**DATA LINES:**
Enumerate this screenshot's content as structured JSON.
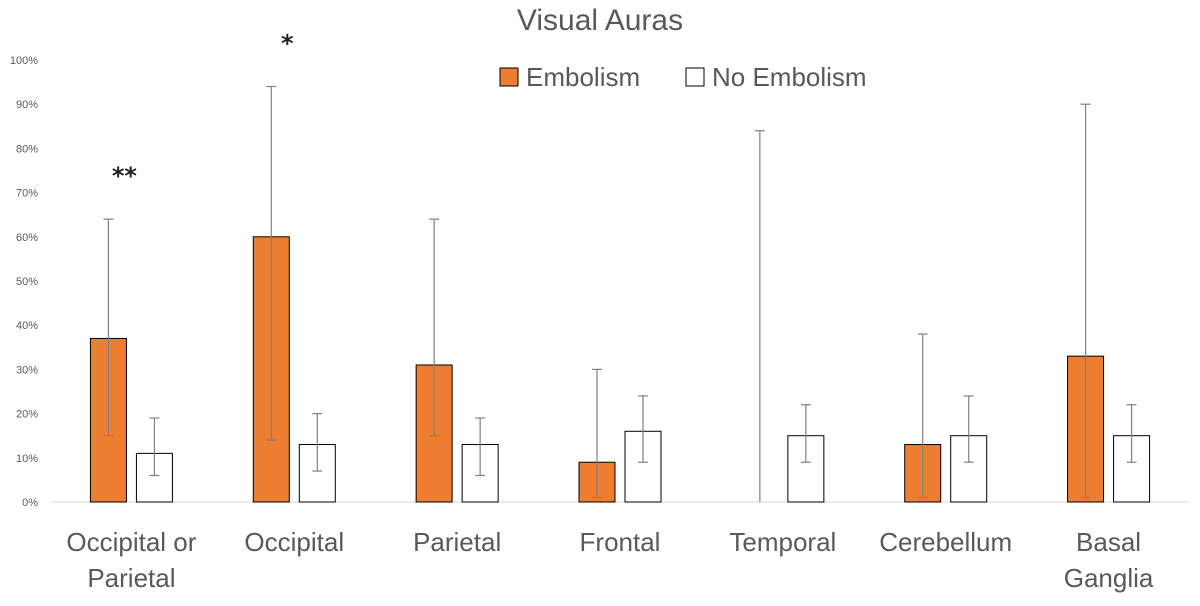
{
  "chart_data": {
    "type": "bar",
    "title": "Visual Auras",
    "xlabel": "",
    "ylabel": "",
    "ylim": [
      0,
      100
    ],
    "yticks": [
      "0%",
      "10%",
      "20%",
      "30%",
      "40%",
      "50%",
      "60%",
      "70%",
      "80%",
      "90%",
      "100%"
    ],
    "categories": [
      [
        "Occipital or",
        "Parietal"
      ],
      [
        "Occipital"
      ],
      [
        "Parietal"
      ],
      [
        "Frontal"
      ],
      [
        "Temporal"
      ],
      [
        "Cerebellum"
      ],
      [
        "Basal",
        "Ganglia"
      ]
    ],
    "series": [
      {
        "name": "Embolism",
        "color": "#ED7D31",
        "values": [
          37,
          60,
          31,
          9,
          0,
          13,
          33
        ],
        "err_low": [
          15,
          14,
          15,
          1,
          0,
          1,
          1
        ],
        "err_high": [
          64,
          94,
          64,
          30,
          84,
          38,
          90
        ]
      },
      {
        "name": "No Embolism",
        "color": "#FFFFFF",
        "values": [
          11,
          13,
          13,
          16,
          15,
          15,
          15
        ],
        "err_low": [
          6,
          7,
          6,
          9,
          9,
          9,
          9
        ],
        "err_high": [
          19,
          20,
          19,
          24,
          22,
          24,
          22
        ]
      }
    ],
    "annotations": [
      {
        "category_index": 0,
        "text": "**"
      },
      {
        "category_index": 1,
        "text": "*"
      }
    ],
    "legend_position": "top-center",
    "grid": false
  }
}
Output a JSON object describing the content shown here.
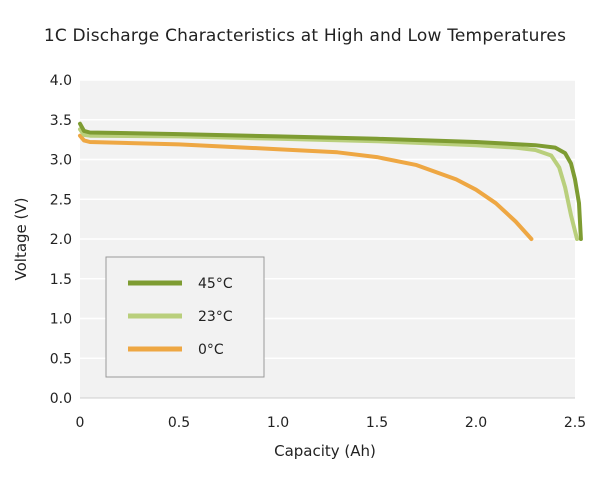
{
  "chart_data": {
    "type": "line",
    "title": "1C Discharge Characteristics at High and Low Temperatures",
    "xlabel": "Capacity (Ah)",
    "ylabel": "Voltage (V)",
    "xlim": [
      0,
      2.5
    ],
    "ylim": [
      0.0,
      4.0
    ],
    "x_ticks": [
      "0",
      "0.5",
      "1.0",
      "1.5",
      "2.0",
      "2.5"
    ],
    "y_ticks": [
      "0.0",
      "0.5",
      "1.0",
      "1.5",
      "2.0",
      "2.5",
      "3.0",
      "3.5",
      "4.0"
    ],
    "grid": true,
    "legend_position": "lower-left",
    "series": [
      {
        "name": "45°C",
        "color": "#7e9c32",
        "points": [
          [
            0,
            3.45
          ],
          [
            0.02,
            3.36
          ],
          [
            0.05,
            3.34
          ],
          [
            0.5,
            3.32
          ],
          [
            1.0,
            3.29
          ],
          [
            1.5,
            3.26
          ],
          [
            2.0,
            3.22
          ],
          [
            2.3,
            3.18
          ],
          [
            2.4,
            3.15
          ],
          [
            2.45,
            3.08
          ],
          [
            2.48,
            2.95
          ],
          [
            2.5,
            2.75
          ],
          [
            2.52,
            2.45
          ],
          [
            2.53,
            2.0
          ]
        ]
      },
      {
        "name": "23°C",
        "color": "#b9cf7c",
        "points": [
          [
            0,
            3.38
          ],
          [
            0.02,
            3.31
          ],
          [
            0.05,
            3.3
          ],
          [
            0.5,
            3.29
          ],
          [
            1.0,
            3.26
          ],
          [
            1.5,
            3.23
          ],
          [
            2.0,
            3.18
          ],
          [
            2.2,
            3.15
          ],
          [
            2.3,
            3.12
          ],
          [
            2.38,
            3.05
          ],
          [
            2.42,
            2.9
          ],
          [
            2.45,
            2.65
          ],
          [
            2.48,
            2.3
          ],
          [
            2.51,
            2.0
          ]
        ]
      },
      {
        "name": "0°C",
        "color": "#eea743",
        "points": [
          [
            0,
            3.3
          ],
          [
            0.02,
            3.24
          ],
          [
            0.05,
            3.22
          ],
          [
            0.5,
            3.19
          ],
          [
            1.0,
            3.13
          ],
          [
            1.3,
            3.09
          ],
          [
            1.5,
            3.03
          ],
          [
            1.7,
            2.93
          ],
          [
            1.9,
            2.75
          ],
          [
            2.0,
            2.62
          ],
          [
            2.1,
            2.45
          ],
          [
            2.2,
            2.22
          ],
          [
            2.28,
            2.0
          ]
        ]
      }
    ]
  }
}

**WORK TO BE COMPLETED:** All of the data above should be quoted exactly, except for the pictures.

**WORKED SOLUTION:**
Enumerate this screenshot's content as structured JSON.
{
  "chart_data": {
    "type": "bar",
    "title": "Visual Auras",
    "xlabel": "",
    "ylabel": "",
    "ylim": [
      0,
      100
    ],
    "yticks": [
      "0%",
      "10%",
      "20%",
      "30%",
      "40%",
      "50%",
      "60%",
      "70%",
      "80%",
      "90%",
      "100%"
    ],
    "categories": [
      [
        "Occipital or",
        "Parietal"
      ],
      [
        "Occipital"
      ],
      [
        "Parietal"
      ],
      [
        "Frontal"
      ],
      [
        "Temporal"
      ],
      [
        "Cerebellum"
      ],
      [
        "Basal",
        "Ganglia"
      ]
    ],
    "series": [
      {
        "name": "Embolism",
        "color": "#ED7D31",
        "values": [
          37,
          60,
          31,
          9,
          0,
          13,
          33
        ],
        "err_low": [
          15,
          14,
          15,
          1,
          0,
          1,
          1
        ],
        "err_high": [
          64,
          94,
          64,
          30,
          84,
          38,
          90
        ]
      },
      {
        "name": "No Embolism",
        "color": "#FFFFFF",
        "values": [
          11,
          13,
          13,
          16,
          15,
          15,
          15
        ],
        "err_low": [
          6,
          7,
          6,
          9,
          9,
          9,
          9
        ],
        "err_high": [
          19,
          20,
          19,
          24,
          22,
          24,
          22
        ]
      }
    ],
    "annotations": [
      {
        "category_index": 0,
        "text": "**"
      },
      {
        "category_index": 1,
        "text": "*"
      }
    ],
    "legend_position": "top-center",
    "grid": false
  }
}
Output a JSON object describing the content shown here.
{
  "chart_data": {
    "type": "line",
    "title": "1C Discharge Characteristics at High and Low Temperatures",
    "xlabel": "Capacity (Ah)",
    "ylabel": "Voltage (V)",
    "xlim": [
      0,
      2.5
    ],
    "ylim": [
      0.0,
      4.0
    ],
    "x_ticks": [
      "0",
      "0.5",
      "1.0",
      "1.5",
      "2.0",
      "2.5"
    ],
    "y_ticks": [
      "0.0",
      "0.5",
      "1.0",
      "1.5",
      "2.0",
      "2.5",
      "3.0",
      "3.5",
      "4.0"
    ],
    "grid": true,
    "legend_position": "lower-left",
    "series": [
      {
        "name": "45°C",
        "color": "#7e9c32",
        "points": [
          [
            0,
            3.45
          ],
          [
            0.02,
            3.36
          ],
          [
            0.05,
            3.34
          ],
          [
            0.5,
            3.32
          ],
          [
            1.0,
            3.29
          ],
          [
            1.5,
            3.26
          ],
          [
            2.0,
            3.22
          ],
          [
            2.3,
            3.18
          ],
          [
            2.4,
            3.15
          ],
          [
            2.45,
            3.08
          ],
          [
            2.48,
            2.95
          ],
          [
            2.5,
            2.75
          ],
          [
            2.52,
            2.45
          ],
          [
            2.53,
            2.0
          ]
        ]
      },
      {
        "name": "23°C",
        "color": "#b9cf7c",
        "points": [
          [
            0,
            3.38
          ],
          [
            0.02,
            3.31
          ],
          [
            0.05,
            3.3
          ],
          [
            0.5,
            3.29
          ],
          [
            1.0,
            3.26
          ],
          [
            1.5,
            3.23
          ],
          [
            2.0,
            3.18
          ],
          [
            2.2,
            3.15
          ],
          [
            2.3,
            3.12
          ],
          [
            2.38,
            3.05
          ],
          [
            2.42,
            2.9
          ],
          [
            2.45,
            2.65
          ],
          [
            2.48,
            2.3
          ],
          [
            2.51,
            2.0
          ]
        ]
      },
      {
        "name": "0°C",
        "color": "#eea743",
        "points": [
          [
            0,
            3.3
          ],
          [
            0.02,
            3.24
          ],
          [
            0.05,
            3.22
          ],
          [
            0.5,
            3.19
          ],
          [
            1.0,
            3.13
          ],
          [
            1.3,
            3.09
          ],
          [
            1.5,
            3.03
          ],
          [
            1.7,
            2.93
          ],
          [
            1.9,
            2.75
          ],
          [
            2.0,
            2.62
          ],
          [
            2.1,
            2.45
          ],
          [
            2.2,
            2.22
          ],
          [
            2.28,
            2.0
          ]
        ]
      }
    ]
  }
}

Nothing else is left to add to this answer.